→ Task brief:
Return the lines below that carry the word "creator".
-- Supplied records start --
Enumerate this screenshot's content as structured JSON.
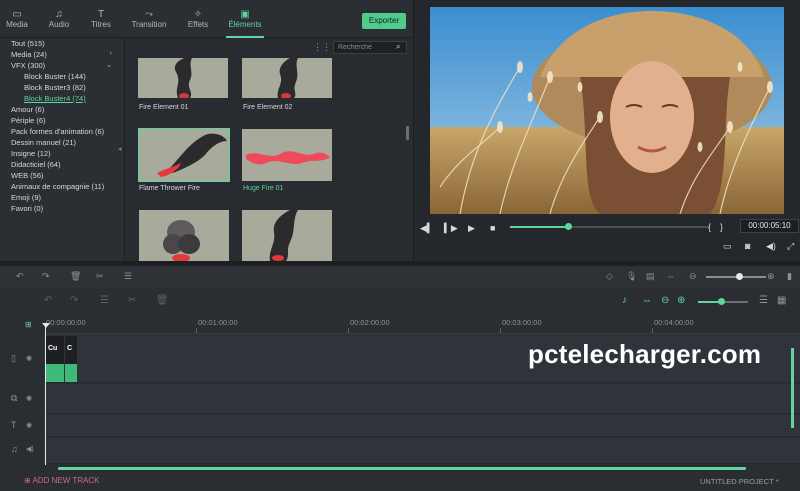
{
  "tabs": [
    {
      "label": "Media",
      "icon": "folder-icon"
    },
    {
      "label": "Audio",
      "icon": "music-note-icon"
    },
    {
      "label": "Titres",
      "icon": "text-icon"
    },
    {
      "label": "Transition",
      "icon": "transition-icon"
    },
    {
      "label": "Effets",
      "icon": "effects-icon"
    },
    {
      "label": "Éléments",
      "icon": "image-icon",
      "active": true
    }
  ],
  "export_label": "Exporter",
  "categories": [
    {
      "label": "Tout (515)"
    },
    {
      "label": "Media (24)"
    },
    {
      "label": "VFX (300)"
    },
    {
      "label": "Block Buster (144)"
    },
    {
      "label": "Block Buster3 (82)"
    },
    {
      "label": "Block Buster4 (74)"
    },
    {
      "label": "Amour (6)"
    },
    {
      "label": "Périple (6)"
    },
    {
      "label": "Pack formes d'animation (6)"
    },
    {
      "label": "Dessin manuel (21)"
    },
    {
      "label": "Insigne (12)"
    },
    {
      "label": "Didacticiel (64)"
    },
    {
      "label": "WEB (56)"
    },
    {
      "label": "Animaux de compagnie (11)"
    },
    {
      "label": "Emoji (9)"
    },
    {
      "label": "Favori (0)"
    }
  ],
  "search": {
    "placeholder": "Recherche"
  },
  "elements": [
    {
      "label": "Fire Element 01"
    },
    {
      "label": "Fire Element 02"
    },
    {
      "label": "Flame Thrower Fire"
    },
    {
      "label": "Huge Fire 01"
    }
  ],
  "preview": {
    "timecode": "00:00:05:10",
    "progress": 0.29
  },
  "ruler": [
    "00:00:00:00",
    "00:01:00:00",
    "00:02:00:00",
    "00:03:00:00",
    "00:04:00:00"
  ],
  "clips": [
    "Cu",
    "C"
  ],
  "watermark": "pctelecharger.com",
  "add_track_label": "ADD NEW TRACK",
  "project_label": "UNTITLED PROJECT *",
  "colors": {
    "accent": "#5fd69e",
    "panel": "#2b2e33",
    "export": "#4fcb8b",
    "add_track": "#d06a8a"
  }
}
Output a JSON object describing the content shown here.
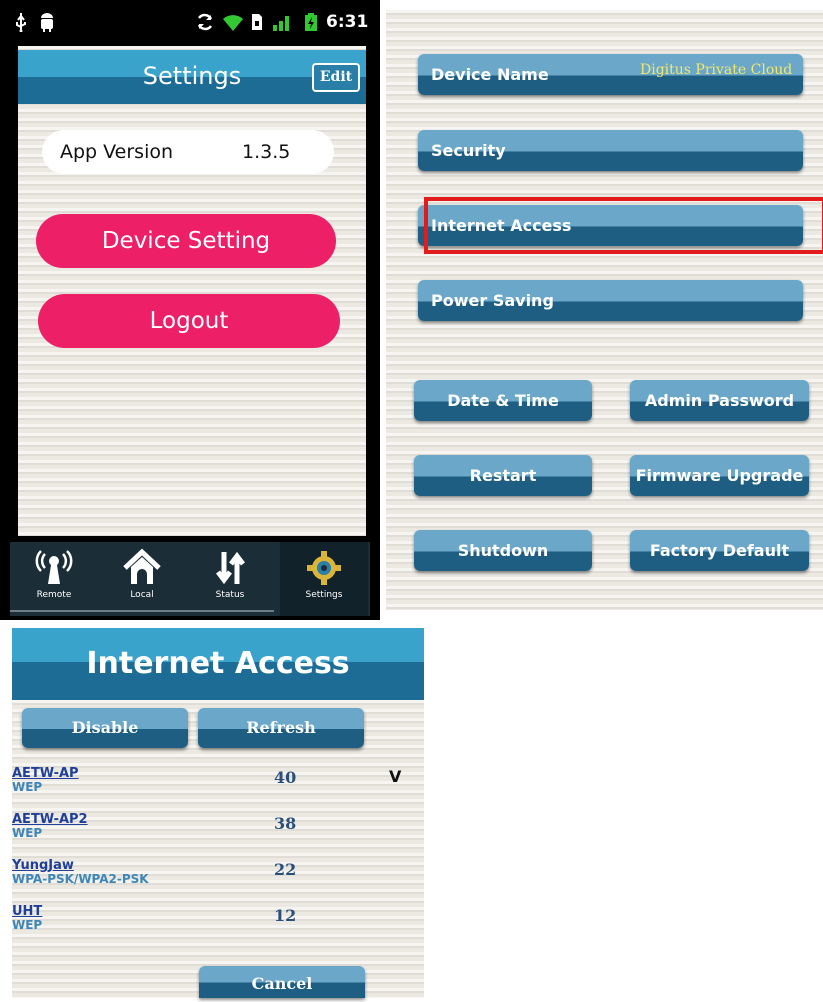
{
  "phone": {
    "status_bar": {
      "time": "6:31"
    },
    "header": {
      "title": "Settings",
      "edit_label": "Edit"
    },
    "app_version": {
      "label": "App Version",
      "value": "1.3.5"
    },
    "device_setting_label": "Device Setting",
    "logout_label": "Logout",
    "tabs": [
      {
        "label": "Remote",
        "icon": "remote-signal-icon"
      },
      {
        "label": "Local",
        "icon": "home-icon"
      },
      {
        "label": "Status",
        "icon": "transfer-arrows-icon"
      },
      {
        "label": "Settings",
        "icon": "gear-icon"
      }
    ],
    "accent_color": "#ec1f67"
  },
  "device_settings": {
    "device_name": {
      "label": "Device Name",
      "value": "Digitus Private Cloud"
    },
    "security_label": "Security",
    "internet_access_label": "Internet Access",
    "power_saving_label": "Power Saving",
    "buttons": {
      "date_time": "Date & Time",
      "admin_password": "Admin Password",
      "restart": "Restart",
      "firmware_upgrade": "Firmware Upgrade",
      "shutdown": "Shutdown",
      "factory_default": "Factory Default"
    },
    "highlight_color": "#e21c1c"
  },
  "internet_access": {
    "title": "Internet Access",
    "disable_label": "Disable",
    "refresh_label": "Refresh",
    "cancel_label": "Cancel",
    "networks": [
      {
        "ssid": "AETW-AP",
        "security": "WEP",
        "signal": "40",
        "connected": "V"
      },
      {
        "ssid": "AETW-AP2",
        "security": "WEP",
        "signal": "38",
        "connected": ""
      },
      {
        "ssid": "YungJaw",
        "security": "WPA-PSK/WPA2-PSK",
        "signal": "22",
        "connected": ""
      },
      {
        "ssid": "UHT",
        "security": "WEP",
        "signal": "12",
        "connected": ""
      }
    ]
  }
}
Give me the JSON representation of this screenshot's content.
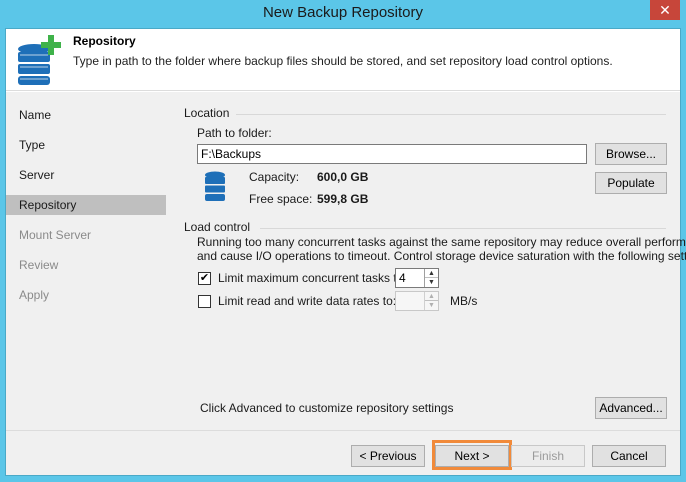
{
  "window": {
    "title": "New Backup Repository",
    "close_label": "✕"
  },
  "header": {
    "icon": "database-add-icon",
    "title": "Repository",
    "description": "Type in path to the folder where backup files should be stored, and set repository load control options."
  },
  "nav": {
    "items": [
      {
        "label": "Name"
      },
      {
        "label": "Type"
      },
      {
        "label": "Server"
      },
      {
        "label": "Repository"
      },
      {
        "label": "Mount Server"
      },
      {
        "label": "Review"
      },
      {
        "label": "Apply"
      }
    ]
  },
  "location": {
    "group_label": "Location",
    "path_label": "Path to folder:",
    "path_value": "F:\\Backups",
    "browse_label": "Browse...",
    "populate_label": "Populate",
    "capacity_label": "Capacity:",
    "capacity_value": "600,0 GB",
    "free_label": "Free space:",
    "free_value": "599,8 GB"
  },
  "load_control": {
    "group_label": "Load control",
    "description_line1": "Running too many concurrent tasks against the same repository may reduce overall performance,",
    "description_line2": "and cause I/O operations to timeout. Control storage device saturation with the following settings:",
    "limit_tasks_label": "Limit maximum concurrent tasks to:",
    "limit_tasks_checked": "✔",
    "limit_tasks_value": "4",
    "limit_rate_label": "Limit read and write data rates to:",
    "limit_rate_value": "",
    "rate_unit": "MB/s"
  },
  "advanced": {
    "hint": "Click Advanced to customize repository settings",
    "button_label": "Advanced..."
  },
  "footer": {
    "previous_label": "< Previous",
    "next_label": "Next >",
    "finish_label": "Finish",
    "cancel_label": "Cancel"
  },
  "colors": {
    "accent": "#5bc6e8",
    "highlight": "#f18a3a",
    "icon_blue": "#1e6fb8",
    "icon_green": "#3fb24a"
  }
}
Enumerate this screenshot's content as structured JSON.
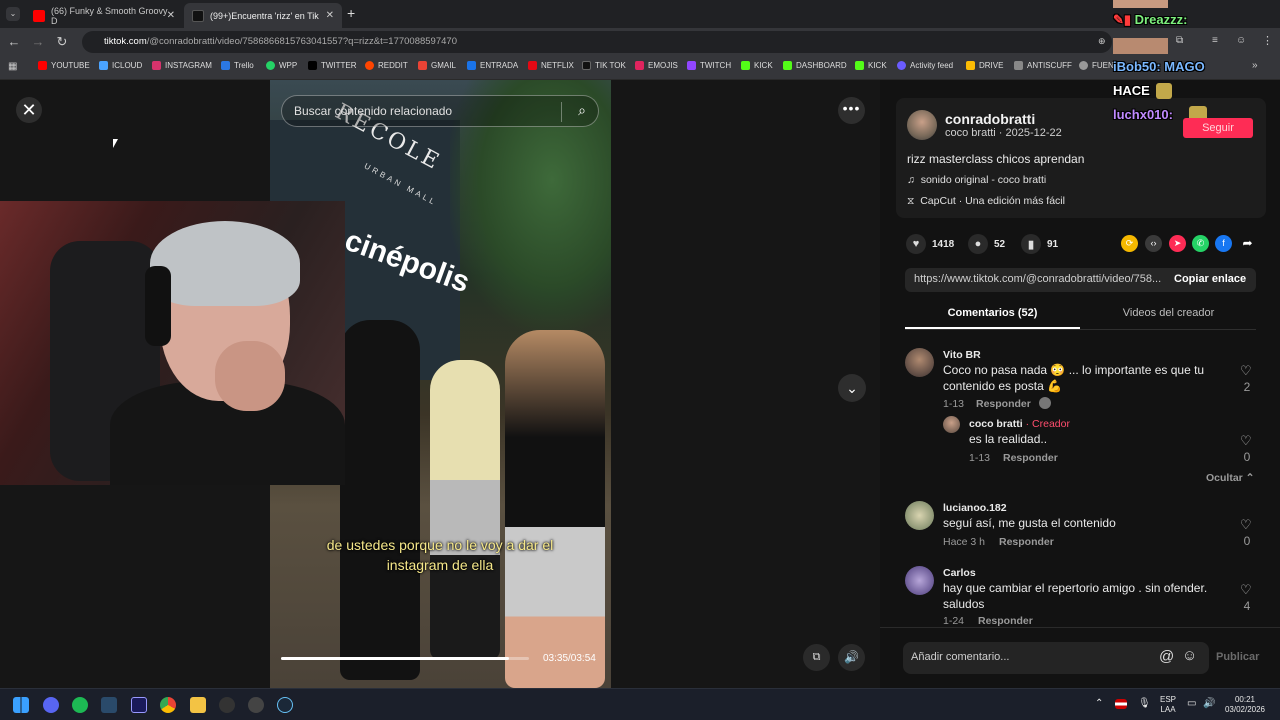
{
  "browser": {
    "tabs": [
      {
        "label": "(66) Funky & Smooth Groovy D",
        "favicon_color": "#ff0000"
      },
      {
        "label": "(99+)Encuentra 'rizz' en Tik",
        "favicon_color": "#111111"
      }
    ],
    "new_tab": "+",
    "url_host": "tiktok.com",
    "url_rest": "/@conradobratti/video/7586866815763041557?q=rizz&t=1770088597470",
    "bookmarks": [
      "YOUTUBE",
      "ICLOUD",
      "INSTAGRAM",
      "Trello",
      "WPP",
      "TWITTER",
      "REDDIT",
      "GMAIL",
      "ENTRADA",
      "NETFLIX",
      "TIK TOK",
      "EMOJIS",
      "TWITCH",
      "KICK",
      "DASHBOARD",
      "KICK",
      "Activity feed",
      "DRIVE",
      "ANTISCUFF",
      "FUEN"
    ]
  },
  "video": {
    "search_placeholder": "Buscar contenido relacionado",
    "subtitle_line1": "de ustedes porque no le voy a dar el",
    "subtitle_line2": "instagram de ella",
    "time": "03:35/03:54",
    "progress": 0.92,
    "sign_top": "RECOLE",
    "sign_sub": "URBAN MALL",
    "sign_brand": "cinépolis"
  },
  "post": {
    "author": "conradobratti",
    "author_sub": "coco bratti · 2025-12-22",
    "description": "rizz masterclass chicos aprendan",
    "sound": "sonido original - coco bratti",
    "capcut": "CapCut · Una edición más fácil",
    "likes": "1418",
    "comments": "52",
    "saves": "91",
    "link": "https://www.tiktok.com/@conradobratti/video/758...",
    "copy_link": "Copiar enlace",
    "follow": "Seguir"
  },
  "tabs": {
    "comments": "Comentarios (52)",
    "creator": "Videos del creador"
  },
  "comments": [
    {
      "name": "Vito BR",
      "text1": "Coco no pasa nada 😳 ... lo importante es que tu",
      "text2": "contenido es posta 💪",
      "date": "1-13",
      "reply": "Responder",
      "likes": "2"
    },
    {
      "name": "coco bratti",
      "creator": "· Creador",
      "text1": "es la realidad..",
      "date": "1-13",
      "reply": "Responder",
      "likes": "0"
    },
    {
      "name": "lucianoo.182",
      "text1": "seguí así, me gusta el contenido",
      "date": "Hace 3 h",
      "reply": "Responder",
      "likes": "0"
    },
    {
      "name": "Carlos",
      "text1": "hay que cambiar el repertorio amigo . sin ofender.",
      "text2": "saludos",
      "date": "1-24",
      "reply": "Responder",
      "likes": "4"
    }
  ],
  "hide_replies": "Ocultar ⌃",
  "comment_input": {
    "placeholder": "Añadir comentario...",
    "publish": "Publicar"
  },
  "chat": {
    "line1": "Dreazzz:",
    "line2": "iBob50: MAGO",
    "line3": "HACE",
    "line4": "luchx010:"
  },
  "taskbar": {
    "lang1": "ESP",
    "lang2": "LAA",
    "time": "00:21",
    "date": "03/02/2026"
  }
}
-- Supplied records end --
→ Written answer:
    "creator": "Videos del creador"
      "creator": "· Creador",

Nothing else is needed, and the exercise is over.